### Problem description
Pictures do not belong in the copy, so please give every entry below again exactly.

-- BEGIN Dataset records --

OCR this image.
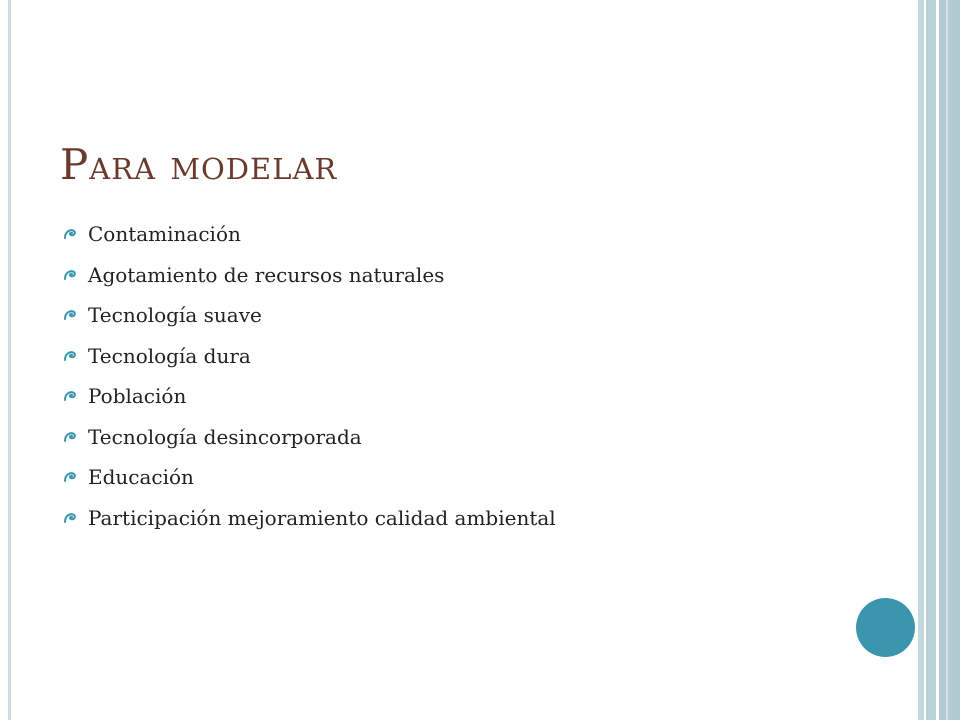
Para modelar
Contaminación
Agotamiento de recursos naturales
Tecnología suave
Tecnología dura
Población
Tecnología desincorporada
Educación
Participación mejoramiento calidad ambiental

-- END Dataset records --

### Finished task
OCR this image.
Para modelar
Contaminación
Agotamiento de recursos naturales
Tecnología suave
Tecnología dura
Población
Tecnología desincorporada
Educación
Participación mejoramiento calidad ambiental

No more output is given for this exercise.